## MATERIAL FOR THIS TASK
** START **

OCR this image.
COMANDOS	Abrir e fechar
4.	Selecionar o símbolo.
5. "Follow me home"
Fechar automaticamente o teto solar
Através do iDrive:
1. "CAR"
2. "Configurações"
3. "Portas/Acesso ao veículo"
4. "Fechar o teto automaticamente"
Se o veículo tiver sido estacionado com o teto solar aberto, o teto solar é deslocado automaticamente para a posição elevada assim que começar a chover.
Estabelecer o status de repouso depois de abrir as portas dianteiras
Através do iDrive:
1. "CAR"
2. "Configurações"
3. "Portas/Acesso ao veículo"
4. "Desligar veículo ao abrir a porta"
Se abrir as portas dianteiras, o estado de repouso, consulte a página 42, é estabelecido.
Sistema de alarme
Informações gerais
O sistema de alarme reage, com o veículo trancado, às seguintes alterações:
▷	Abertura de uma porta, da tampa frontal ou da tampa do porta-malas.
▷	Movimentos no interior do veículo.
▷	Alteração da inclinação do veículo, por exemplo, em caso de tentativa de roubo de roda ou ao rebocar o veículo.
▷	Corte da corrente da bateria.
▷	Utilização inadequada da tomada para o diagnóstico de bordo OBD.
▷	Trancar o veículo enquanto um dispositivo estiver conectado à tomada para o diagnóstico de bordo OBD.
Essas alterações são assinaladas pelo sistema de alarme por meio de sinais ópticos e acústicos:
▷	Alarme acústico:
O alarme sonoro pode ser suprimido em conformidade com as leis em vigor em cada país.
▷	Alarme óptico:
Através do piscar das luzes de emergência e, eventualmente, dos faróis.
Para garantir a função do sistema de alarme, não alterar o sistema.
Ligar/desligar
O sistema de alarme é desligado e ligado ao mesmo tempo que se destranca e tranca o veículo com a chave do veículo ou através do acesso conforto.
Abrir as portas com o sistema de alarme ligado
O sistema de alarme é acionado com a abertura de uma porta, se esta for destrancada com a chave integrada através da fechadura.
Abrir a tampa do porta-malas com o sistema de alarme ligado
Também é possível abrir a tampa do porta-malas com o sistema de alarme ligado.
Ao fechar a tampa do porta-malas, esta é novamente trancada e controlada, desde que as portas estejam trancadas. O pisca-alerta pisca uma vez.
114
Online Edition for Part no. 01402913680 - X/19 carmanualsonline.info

** END **
** START **

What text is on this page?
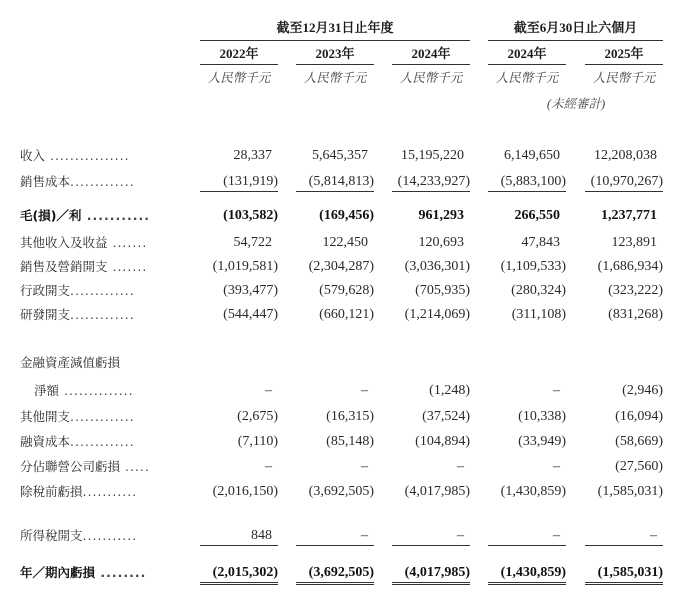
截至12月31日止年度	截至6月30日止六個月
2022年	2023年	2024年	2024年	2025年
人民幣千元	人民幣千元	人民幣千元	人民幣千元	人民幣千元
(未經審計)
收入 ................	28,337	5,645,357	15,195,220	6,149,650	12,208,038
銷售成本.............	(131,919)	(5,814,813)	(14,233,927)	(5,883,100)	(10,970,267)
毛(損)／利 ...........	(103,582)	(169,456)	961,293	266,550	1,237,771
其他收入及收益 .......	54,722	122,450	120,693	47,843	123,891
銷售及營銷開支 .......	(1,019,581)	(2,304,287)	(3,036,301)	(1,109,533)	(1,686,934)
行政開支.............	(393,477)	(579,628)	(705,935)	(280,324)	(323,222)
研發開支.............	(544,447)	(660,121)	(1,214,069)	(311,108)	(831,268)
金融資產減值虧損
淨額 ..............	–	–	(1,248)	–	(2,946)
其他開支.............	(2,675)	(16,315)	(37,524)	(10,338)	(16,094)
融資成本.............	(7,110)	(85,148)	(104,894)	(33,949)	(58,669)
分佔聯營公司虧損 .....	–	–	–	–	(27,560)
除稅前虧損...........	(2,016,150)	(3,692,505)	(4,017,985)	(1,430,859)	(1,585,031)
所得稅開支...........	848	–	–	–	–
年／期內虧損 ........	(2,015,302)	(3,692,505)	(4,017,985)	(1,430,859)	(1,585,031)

** END **

## TASK OBJECTIVE
Consider the entries above and return each line with the string "teto".

## RESULT FOR THIS EXERCISE
Fechar automaticamente o teto solar
4. "Fechar o teto automaticamente"
Se o veículo tiver sido estacionado com o teto solar aberto, o teto solar é deslocado automaticamente para a posição elevada assim que começar a chover.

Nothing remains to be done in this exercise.